-- SOURCE DOCUMENT --
== == ==

Handling Unicode

Unicode in Python 2.x

There's a persistent misconception that you need Python 3 to support Unicode. This is untrue: the default "" may produce a str (i.e. bytes without a specified encoding) instance but simply prefixing any string with u produces a full unicode object.

Python 2 will even helpfully convert them when you mix the two:

>>> type("foo")
<type 'str'>
>>> type(u"bar")
<type 'unicode'>
>>> "foo" + u"bar"
u'foobar'

Background: http://docs.python.org/howto/unicode.html

Unicode in Python 2.x: the bad parts

To preserve compatibility with existing code, Python 2 assumes byte-strings are ASCII. This means that any input source is a risk of UnicodeDecodeErrors:

>>> s = " ".join(['I', '\xe2\x98\xba', 'Unicode'])
>>> print s # Raw UTF-8 displays correctly in my UTF-8 terminal
I ☺ Unicode
>>> unicode(s)
Traceback (most recent call last):
File "<stdin>", line 1, in <module>
UnicodeDecodeError: 'ascii' codec can't decode byte 0xe2 in position 2: ordinal not in range(128)

== == ==

-- MATERIALS PROVIDED --
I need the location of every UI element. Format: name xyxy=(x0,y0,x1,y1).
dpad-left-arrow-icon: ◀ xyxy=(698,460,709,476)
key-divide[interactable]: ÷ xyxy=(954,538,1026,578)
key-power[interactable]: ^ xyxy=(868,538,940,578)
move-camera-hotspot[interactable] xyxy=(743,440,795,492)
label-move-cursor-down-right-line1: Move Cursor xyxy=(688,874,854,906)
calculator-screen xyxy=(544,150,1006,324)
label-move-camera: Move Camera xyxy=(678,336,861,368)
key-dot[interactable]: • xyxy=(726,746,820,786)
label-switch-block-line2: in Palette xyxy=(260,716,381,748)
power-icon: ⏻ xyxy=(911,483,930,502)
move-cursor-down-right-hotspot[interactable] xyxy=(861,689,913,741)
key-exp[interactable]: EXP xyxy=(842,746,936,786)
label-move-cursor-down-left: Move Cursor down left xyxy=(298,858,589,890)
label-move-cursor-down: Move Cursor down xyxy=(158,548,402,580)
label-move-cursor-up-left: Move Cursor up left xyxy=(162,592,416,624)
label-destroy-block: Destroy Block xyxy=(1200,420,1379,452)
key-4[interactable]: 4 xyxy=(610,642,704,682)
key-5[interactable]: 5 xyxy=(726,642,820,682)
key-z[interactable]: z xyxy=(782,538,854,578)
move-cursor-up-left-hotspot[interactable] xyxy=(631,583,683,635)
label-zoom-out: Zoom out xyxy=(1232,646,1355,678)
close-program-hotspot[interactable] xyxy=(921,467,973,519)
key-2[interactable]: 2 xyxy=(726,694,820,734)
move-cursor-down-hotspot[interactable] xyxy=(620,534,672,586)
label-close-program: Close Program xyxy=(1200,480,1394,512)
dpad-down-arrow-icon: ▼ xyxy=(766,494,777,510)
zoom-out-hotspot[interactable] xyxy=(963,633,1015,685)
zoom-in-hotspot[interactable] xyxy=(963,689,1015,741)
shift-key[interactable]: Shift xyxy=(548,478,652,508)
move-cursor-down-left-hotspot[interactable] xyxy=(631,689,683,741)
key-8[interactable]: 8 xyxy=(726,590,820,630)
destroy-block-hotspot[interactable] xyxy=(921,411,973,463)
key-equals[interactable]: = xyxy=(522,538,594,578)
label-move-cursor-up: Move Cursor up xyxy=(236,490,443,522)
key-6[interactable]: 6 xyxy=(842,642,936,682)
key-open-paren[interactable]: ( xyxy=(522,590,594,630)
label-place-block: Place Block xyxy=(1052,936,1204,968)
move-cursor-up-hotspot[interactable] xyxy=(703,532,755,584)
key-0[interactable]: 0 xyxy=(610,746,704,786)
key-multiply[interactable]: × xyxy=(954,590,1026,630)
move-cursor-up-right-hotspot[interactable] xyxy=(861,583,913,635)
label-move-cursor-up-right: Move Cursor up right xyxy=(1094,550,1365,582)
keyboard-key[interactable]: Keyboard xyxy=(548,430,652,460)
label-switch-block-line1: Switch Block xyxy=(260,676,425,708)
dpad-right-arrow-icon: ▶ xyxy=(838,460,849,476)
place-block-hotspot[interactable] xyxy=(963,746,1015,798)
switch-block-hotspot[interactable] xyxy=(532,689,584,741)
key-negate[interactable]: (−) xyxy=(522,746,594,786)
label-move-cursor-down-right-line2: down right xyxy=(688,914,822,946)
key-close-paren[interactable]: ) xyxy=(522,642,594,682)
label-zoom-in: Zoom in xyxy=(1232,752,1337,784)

== == ==

-- WRITTEN TASK A --
Copy the whole page on Unicode in Python 2.x word for word.
-- WRITTEN TASK B --
Write out the listing from its first line through the line containing "label-place-block: Place Block", both ends included, and nothing else.
The listing has no connection to the page on Unicode in Python 2.x.

-- FULL SOLUTION A --
Handling Unicode

Unicode in Python 2.x

There's a persistent misconception that you need Python 3 to support Unicode. This is untrue: the default "" may produce a str (i.e. bytes without a specified encoding) instance but simply prefixing any string with u produces a full unicode object.

Python 2 will even helpfully convert them when you mix the two:

>>> type("foo")
<type 'str'>
>>> type(u"bar")
<type 'unicode'>
>>> "foo" + u"bar"
u'foobar'

Background: http://docs.python.org/howto/unicode.html

Unicode in Python 2.x: the bad parts

To preserve compatibility with existing code, Python 2 assumes byte-strings are ASCII. This means that any input source is a risk of UnicodeDecodeErrors:

>>> s = " ".join(['I', '\xe2\x98\xba', 'Unicode'])
>>> print s # Raw UTF-8 displays correctly in my UTF-8 terminal
I ☺ Unicode
>>> unicode(s)
Traceback (most recent call last):
File "<stdin>", line 1, in <module>
UnicodeDecodeError: 'ascii' codec can't decode byte 0xe2 in position 2: ordinal not in range(128)

-- FULL SOLUTION B --
I need the location of every UI element. Format: name xyxy=(x0,y0,x1,y1).
dpad-left-arrow-icon: ◀ xyxy=(698,460,709,476)
key-divide[interactable]: ÷ xyxy=(954,538,1026,578)
key-power[interactable]: ^ xyxy=(868,538,940,578)
move-camera-hotspot[interactable] xyxy=(743,440,795,492)
label-move-cursor-down-right-line1: Move Cursor xyxy=(688,874,854,906)
calculator-screen xyxy=(544,150,1006,324)
label-move-camera: Move Camera xyxy=(678,336,861,368)
key-dot[interactable]: • xyxy=(726,746,820,786)
label-switch-block-line2: in Palette xyxy=(260,716,381,748)
power-icon: ⏻ xyxy=(911,483,930,502)
move-cursor-down-right-hotspot[interactable] xyxy=(861,689,913,741)
key-exp[interactable]: EXP xyxy=(842,746,936,786)
label-move-cursor-down-left: Move Cursor down left xyxy=(298,858,589,890)
label-move-cursor-down: Move Cursor down xyxy=(158,548,402,580)
label-move-cursor-up-left: Move Cursor up left xyxy=(162,592,416,624)
label-destroy-block: Destroy Block xyxy=(1200,420,1379,452)
key-4[interactable]: 4 xyxy=(610,642,704,682)
key-5[interactable]: 5 xyxy=(726,642,820,682)
key-z[interactable]: z xyxy=(782,538,854,578)
move-cursor-up-left-hotspot[interactable] xyxy=(631,583,683,635)
label-zoom-out: Zoom out xyxy=(1232,646,1355,678)
close-program-hotspot[interactable] xyxy=(921,467,973,519)
key-2[interactable]: 2 xyxy=(726,694,820,734)
move-cursor-down-hotspot[interactable] xyxy=(620,534,672,586)
label-close-program: Close Program xyxy=(1200,480,1394,512)
dpad-down-arrow-icon: ▼ xyxy=(766,494,777,510)
zoom-out-hotspot[interactable] xyxy=(963,633,1015,685)
zoom-in-hotspot[interactable] xyxy=(963,689,1015,741)
shift-key[interactable]: Shift xyxy=(548,478,652,508)
move-cursor-down-left-hotspot[interactable] xyxy=(631,689,683,741)
key-8[interactable]: 8 xyxy=(726,590,820,630)
destroy-block-hotspot[interactable] xyxy=(921,411,973,463)
key-equals[interactable]: = xyxy=(522,538,594,578)
label-move-cursor-up: Move Cursor up xyxy=(236,490,443,522)
key-6[interactable]: 6 xyxy=(842,642,936,682)
key-open-paren[interactable]: ( xyxy=(522,590,594,630)
label-place-block: Place Block xyxy=(1052,936,1204,968)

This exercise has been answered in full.